WRITTEN PROBLEM: Copy out every entry below word for word, leaving out the pictures.

--*--

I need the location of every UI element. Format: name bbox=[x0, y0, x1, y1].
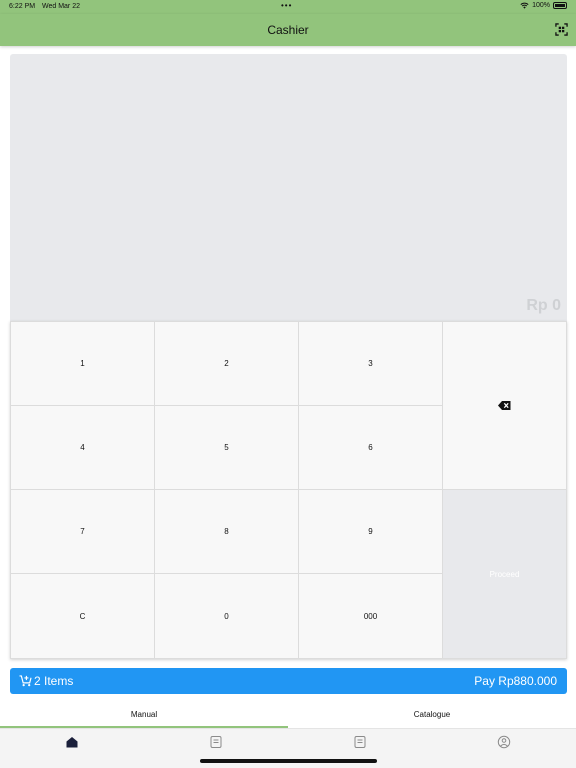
key-2[interactable]: 2 bbox=[154, 321, 299, 406]
home-icon[interactable] bbox=[65, 735, 79, 749]
backspace-icon bbox=[498, 401, 511, 410]
key-4[interactable]: 4 bbox=[10, 405, 155, 490]
status-time: 6:22 PM bbox=[9, 3, 36, 10]
cart-summary: 2 Items bbox=[19, 674, 73, 688]
proceed-button[interactable]: Proceed bbox=[442, 489, 567, 659]
key-000[interactable]: 000 bbox=[298, 573, 443, 659]
amount-display: Rp 0 bbox=[10, 54, 567, 321]
app-bar: Cashier bbox=[0, 14, 576, 46]
status-bar: 6:22 PM Wed Mar 22 ••• 100% bbox=[0, 0, 576, 14]
receipt-icon[interactable] bbox=[353, 735, 367, 749]
cart-add-icon bbox=[19, 675, 32, 687]
key-3[interactable]: 3 bbox=[298, 321, 443, 406]
pay-total: Pay Rp880.000 bbox=[474, 674, 557, 688]
battery-icon bbox=[553, 2, 567, 9]
key-clear[interactable]: C bbox=[10, 573, 155, 659]
status-right: 100% bbox=[520, 2, 567, 9]
cart-pay-bar[interactable]: 2 Items Pay Rp880.000 bbox=[10, 668, 567, 694]
key-9[interactable]: 9 bbox=[298, 489, 443, 574]
tab-catalogue[interactable]: Catalogue bbox=[288, 705, 576, 728]
keypad: 1 2 3 4 5 6 7 8 9 C 0 000 Proceed bbox=[10, 321, 567, 659]
home-indicator bbox=[200, 759, 377, 763]
page-title: Cashier bbox=[267, 23, 309, 37]
key-5[interactable]: 5 bbox=[154, 405, 299, 490]
key-6[interactable]: 6 bbox=[298, 405, 443, 490]
multitask-dots[interactable]: ••• bbox=[281, 1, 292, 10]
key-1[interactable]: 1 bbox=[10, 321, 155, 406]
note-icon[interactable] bbox=[209, 735, 223, 749]
backspace-button[interactable] bbox=[442, 321, 567, 490]
qr-scan-icon[interactable] bbox=[555, 23, 568, 36]
amount-value: Rp 0 bbox=[526, 297, 561, 314]
wifi-icon bbox=[520, 2, 529, 9]
key-8[interactable]: 8 bbox=[154, 489, 299, 574]
account-icon[interactable] bbox=[497, 735, 511, 749]
battery-percent: 100% bbox=[532, 2, 550, 9]
key-0[interactable]: 0 bbox=[154, 573, 299, 659]
cart-items-count: 2 Items bbox=[34, 674, 74, 688]
mode-tabs: Manual Catalogue bbox=[0, 705, 576, 728]
tab-manual[interactable]: Manual bbox=[0, 705, 288, 728]
key-7[interactable]: 7 bbox=[10, 489, 155, 574]
status-date: Wed Mar 22 bbox=[42, 3, 80, 10]
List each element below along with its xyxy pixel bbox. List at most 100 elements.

--*--

ANSWER TO THIS PROBLEM:
I need the location of every UI element. Format: name bbox=[x0, y0, x1, y1].
key-2[interactable]: 2 bbox=[154, 321, 299, 406]
home-icon[interactable] bbox=[65, 735, 79, 749]
backspace-icon bbox=[498, 401, 511, 410]
key-4[interactable]: 4 bbox=[10, 405, 155, 490]
status-time: 6:22 PM bbox=[9, 3, 36, 10]
cart-summary: 2 Items bbox=[19, 674, 73, 688]
proceed-button[interactable]: Proceed bbox=[442, 489, 567, 659]
key-000[interactable]: 000 bbox=[298, 573, 443, 659]
amount-display: Rp 0 bbox=[10, 54, 567, 321]
app-bar: Cashier bbox=[0, 14, 576, 46]
status-bar: 6:22 PM Wed Mar 22 ••• 100% bbox=[0, 0, 576, 14]
receipt-icon[interactable] bbox=[353, 735, 367, 749]
cart-add-icon bbox=[19, 675, 32, 687]
key-3[interactable]: 3 bbox=[298, 321, 443, 406]
pay-total: Pay Rp880.000 bbox=[474, 674, 557, 688]
battery-icon bbox=[553, 2, 567, 9]
key-clear[interactable]: C bbox=[10, 573, 155, 659]
status-right: 100% bbox=[520, 2, 567, 9]
cart-pay-bar[interactable]: 2 Items Pay Rp880.000 bbox=[10, 668, 567, 694]
key-9[interactable]: 9 bbox=[298, 489, 443, 574]
tab-catalogue[interactable]: Catalogue bbox=[288, 705, 576, 728]
keypad: 1 2 3 4 5 6 7 8 9 C 0 000 Proceed bbox=[10, 321, 567, 659]
home-indicator bbox=[200, 759, 377, 763]
page-title: Cashier bbox=[267, 23, 309, 37]
key-5[interactable]: 5 bbox=[154, 405, 299, 490]
key-6[interactable]: 6 bbox=[298, 405, 443, 490]
multitask-dots[interactable]: ••• bbox=[281, 1, 292, 10]
key-1[interactable]: 1 bbox=[10, 321, 155, 406]
note-icon[interactable] bbox=[209, 735, 223, 749]
backspace-button[interactable] bbox=[442, 321, 567, 490]
qr-scan-icon[interactable] bbox=[555, 23, 568, 36]
amount-value: Rp 0 bbox=[526, 297, 561, 314]
wifi-icon bbox=[520, 2, 529, 9]
key-8[interactable]: 8 bbox=[154, 489, 299, 574]
account-icon[interactable] bbox=[497, 735, 511, 749]
battery-percent: 100% bbox=[532, 2, 550, 9]
key-0[interactable]: 0 bbox=[154, 573, 299, 659]
cart-items-count: 2 Items bbox=[34, 674, 74, 688]
mode-tabs: Manual Catalogue bbox=[0, 705, 576, 728]
tab-manual[interactable]: Manual bbox=[0, 705, 288, 728]
key-7[interactable]: 7 bbox=[10, 489, 155, 574]
status-date: Wed Mar 22 bbox=[42, 3, 80, 10]
List each element below along with its xyxy pixel bbox. List at most 100 elements.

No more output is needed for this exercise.